──────── Entries shown

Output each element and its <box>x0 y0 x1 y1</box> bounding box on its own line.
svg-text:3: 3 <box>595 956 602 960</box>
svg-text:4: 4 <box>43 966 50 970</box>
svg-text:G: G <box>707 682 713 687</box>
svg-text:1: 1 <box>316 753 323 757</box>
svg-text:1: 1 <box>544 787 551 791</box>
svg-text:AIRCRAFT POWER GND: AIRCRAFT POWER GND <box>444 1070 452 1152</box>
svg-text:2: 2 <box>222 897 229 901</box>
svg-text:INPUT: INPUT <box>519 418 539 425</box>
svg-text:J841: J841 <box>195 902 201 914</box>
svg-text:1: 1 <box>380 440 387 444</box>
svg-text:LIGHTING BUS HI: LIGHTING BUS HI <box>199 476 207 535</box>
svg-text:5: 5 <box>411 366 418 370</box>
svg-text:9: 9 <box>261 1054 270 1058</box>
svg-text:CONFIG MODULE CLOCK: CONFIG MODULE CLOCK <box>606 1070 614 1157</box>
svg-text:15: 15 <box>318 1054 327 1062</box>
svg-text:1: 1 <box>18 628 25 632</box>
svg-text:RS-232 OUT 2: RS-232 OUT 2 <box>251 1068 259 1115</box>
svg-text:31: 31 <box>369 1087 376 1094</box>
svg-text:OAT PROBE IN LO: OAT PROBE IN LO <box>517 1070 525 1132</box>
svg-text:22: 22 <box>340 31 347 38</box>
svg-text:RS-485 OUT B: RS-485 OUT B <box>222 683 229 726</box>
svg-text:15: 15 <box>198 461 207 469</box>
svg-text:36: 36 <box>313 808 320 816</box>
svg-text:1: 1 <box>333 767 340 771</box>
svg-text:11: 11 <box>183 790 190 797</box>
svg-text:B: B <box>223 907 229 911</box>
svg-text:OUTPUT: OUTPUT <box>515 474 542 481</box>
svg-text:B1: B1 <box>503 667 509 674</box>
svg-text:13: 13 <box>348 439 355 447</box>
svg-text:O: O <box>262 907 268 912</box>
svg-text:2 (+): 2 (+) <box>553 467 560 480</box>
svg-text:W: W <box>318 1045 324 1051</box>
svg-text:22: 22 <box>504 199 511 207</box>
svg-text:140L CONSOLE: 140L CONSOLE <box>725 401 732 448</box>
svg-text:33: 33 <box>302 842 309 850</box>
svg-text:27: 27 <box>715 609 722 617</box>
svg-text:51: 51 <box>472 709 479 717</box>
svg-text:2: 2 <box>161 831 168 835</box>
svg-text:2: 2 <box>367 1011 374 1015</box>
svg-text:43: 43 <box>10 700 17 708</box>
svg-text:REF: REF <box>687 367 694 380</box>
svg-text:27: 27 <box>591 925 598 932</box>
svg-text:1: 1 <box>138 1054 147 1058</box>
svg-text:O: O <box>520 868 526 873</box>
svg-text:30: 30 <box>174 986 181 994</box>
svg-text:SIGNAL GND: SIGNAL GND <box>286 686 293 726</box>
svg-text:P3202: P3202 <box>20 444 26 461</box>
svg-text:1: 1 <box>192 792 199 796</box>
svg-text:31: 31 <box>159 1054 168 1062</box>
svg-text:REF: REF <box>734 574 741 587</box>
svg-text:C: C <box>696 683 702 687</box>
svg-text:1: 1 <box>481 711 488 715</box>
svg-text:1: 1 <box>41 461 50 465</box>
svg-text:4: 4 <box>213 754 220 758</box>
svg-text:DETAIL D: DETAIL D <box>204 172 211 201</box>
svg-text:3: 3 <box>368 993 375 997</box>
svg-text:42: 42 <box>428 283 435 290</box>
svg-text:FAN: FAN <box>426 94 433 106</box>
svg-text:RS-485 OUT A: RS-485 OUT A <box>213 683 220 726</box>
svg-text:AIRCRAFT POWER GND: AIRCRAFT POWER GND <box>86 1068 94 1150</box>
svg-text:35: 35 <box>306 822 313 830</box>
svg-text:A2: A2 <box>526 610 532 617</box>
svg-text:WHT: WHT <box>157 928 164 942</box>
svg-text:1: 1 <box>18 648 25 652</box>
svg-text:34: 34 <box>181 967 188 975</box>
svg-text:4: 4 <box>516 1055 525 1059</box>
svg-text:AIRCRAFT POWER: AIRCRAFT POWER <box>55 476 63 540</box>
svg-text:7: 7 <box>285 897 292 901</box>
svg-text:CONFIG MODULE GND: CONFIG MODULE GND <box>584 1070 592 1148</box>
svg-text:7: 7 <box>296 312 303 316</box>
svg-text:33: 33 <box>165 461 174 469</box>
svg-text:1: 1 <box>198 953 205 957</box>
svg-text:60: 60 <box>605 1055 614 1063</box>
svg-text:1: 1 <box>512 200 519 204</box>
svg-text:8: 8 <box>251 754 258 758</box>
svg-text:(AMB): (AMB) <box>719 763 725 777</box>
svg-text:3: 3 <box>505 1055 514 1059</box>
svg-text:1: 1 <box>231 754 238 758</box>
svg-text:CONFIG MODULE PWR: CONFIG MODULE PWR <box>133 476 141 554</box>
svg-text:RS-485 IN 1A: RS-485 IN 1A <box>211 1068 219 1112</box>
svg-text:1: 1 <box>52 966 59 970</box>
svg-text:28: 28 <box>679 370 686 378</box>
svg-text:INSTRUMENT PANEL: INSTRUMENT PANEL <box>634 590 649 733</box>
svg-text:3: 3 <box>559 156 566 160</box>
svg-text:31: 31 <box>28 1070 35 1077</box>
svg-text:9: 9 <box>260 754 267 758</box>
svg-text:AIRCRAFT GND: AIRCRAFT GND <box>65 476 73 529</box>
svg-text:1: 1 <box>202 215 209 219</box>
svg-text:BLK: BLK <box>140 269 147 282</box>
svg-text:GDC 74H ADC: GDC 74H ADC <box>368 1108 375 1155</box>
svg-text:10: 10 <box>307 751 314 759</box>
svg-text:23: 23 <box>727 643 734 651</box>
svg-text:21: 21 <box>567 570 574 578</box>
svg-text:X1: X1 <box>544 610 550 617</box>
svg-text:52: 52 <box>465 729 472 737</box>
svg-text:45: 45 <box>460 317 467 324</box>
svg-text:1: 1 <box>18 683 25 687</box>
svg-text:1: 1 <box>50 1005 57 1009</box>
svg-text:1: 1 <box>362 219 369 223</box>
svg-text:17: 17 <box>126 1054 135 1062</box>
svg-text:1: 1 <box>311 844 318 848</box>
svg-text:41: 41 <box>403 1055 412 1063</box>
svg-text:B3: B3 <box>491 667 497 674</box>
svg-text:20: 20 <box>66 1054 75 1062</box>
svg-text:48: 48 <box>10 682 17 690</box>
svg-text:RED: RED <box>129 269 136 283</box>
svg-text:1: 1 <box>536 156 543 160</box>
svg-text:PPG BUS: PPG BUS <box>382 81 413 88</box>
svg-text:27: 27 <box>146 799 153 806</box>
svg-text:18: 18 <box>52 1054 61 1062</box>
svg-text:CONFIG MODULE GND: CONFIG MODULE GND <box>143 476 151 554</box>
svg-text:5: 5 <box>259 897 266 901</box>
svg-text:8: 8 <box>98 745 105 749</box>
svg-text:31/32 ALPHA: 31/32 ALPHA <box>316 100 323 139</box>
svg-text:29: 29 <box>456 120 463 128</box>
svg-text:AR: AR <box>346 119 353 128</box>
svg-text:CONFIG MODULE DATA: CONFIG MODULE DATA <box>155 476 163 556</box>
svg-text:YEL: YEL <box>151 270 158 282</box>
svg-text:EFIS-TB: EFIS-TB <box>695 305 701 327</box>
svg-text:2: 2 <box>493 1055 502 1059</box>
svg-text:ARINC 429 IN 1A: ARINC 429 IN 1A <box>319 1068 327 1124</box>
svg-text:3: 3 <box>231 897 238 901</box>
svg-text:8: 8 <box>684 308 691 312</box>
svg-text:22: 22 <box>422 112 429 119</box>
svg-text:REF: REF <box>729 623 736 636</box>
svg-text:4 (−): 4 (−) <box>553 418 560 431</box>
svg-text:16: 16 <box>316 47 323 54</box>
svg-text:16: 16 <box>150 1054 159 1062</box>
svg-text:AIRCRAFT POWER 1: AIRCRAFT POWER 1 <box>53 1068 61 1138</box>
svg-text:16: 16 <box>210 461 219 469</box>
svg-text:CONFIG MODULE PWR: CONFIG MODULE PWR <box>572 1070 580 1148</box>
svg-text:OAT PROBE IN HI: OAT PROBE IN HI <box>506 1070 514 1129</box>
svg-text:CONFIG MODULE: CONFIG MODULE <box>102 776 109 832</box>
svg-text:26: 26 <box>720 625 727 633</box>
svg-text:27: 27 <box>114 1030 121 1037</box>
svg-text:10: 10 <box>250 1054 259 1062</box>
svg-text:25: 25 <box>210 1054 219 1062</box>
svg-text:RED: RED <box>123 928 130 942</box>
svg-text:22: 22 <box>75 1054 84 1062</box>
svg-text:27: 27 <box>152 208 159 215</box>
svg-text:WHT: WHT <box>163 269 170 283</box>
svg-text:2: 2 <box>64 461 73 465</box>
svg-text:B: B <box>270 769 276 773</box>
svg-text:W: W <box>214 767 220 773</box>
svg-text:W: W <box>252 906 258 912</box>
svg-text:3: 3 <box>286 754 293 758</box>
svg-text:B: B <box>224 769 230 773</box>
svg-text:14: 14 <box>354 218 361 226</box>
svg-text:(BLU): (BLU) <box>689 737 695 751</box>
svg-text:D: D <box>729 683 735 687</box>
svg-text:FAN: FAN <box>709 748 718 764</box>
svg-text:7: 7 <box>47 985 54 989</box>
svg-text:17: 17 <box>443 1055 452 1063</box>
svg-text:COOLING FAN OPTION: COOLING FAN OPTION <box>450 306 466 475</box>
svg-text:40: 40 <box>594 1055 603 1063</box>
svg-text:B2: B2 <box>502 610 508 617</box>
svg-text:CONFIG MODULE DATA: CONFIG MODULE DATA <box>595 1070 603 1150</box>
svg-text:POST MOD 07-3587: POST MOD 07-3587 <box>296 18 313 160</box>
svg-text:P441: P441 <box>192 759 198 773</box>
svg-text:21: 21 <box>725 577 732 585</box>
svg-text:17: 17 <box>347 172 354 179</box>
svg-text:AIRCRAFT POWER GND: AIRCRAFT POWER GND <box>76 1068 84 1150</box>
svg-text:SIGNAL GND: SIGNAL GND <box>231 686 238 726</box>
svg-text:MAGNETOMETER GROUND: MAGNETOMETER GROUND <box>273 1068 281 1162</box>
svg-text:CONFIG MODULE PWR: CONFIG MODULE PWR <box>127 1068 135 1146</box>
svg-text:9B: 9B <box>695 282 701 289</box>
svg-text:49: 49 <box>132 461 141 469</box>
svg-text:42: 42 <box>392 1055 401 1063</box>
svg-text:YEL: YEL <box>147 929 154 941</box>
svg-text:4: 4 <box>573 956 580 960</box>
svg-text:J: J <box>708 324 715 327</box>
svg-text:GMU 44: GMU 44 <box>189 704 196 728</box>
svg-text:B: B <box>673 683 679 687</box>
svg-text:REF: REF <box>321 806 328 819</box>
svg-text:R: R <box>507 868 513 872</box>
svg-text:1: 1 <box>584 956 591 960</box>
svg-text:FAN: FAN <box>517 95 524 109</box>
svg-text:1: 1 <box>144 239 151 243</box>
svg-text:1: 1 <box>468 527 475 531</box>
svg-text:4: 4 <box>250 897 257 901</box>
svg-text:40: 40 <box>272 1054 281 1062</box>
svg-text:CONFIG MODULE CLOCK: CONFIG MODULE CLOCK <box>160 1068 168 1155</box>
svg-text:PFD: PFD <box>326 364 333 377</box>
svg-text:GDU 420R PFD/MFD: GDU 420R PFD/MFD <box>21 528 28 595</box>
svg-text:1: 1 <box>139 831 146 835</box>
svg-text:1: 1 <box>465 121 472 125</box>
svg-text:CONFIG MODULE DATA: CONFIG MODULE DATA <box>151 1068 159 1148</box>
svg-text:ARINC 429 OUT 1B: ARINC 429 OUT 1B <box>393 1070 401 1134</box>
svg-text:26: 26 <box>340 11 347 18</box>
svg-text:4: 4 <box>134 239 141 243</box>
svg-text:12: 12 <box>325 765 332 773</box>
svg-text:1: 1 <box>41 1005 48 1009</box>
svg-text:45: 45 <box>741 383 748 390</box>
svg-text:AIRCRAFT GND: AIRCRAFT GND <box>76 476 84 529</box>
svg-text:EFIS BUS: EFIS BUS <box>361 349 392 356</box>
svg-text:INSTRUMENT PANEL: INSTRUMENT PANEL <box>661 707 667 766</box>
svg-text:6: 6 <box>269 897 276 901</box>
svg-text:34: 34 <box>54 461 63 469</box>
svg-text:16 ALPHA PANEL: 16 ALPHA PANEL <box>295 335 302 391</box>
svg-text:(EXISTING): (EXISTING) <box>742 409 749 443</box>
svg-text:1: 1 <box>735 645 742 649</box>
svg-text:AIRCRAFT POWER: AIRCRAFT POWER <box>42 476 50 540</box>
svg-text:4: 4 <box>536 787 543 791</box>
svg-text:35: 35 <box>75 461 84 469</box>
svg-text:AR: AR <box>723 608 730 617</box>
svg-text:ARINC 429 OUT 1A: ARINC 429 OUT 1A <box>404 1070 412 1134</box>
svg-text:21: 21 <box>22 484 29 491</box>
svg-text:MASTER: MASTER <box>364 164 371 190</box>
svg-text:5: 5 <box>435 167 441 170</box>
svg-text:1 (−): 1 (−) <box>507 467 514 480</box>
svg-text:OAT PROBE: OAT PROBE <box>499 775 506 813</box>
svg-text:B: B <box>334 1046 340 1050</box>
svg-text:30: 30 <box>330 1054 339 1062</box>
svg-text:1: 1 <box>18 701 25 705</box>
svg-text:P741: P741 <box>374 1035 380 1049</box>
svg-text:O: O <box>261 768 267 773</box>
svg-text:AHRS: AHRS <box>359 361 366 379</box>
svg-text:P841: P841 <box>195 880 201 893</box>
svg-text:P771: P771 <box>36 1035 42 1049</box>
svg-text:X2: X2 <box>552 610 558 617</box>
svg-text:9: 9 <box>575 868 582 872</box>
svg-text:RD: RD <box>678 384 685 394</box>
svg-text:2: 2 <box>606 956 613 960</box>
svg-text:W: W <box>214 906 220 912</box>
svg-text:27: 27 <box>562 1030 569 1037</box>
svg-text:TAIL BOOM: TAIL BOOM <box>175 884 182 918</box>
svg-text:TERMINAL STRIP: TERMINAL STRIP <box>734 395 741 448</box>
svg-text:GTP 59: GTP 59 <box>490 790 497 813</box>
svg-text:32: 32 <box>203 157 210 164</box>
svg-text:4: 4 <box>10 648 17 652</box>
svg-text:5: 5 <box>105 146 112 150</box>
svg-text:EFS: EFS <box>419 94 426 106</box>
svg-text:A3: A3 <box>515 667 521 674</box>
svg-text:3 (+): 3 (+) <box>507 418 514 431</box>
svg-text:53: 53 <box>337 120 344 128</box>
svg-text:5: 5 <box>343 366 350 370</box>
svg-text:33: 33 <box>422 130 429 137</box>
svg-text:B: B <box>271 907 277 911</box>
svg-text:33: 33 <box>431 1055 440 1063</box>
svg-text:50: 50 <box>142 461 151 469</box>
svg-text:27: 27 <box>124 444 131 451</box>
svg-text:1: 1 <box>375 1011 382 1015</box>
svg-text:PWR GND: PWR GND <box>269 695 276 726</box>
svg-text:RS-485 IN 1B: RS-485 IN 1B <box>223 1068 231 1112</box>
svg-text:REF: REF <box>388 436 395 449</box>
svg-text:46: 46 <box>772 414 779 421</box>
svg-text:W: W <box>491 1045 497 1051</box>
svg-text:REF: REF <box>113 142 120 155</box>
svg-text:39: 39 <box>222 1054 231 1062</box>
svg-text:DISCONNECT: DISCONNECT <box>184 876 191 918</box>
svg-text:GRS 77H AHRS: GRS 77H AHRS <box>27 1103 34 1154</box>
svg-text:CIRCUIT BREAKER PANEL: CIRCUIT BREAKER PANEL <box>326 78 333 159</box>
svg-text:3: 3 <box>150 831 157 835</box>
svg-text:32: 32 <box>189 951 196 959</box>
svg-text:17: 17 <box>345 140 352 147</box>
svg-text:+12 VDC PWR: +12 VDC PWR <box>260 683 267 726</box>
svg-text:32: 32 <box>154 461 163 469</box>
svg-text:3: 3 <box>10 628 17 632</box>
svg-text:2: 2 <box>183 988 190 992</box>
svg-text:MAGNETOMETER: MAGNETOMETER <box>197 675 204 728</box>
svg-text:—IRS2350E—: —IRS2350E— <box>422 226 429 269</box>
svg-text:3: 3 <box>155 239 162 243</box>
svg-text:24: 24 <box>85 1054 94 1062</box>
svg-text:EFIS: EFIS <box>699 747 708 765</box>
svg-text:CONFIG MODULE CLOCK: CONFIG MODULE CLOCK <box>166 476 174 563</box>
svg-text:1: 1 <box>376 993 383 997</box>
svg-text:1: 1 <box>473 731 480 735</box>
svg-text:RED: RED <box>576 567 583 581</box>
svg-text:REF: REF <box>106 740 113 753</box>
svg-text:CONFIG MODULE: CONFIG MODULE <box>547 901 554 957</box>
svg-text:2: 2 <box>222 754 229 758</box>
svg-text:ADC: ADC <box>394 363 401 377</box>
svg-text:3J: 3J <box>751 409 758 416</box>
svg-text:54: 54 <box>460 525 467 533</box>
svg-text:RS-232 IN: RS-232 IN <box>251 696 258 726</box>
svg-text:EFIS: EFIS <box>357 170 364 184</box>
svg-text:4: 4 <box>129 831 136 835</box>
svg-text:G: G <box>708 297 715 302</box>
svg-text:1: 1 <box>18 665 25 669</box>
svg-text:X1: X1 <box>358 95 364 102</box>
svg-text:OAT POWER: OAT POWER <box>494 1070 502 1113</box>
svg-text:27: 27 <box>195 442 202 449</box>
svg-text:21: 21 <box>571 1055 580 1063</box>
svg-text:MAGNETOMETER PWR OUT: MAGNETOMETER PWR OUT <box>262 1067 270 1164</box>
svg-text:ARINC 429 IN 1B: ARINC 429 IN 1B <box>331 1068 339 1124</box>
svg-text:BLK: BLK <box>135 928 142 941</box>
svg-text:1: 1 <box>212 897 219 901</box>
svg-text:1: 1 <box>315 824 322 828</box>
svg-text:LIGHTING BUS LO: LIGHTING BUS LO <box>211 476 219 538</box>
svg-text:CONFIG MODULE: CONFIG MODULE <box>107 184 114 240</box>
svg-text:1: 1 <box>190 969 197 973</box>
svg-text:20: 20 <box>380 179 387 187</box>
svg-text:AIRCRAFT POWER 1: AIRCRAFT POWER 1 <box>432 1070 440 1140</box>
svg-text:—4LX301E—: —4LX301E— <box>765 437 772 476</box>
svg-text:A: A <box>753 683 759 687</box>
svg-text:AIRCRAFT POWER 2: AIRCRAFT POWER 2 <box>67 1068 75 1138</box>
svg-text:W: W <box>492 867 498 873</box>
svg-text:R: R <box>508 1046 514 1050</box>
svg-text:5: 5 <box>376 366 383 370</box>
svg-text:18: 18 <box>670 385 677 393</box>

────────────────

Task goal:
Copy the data above word for word, starting at its first line and stopping after the line that contains "svg-text:RS-485 OUT B: RS-485".

Task output:
Output each element and its <box>x0 y0 x1 y1</box> bounding box on its own line.
svg-text:3: 3 <box>595 956 602 960</box>
svg-text:4: 4 <box>43 966 50 970</box>
svg-text:G: G <box>707 682 713 687</box>
svg-text:1: 1 <box>316 753 323 757</box>
svg-text:1: 1 <box>544 787 551 791</box>
svg-text:AIRCRAFT POWER GND: AIRCRAFT POWER GND <box>444 1070 452 1152</box>
svg-text:2: 2 <box>222 897 229 901</box>
svg-text:INPUT: INPUT <box>519 418 539 425</box>
svg-text:J841: J841 <box>195 902 201 914</box>
svg-text:1: 1 <box>380 440 387 444</box>
svg-text:LIGHTING BUS HI: LIGHTING BUS HI <box>199 476 207 535</box>
svg-text:5: 5 <box>411 366 418 370</box>
svg-text:9: 9 <box>261 1054 270 1058</box>
svg-text:CONFIG MODULE CLOCK: CONFIG MODULE CLOCK <box>606 1070 614 1157</box>
svg-text:15: 15 <box>318 1054 327 1062</box>
svg-text:1: 1 <box>18 628 25 632</box>
svg-text:RS-232 OUT 2: RS-232 OUT 2 <box>251 1068 259 1115</box>
svg-text:31: 31 <box>369 1087 376 1094</box>
svg-text:OAT PROBE IN LO: OAT PROBE IN LO <box>517 1070 525 1132</box>
svg-text:22: 22 <box>340 31 347 38</box>
svg-text:RS-485 OUT B: RS-485 OUT B <box>222 683 229 726</box>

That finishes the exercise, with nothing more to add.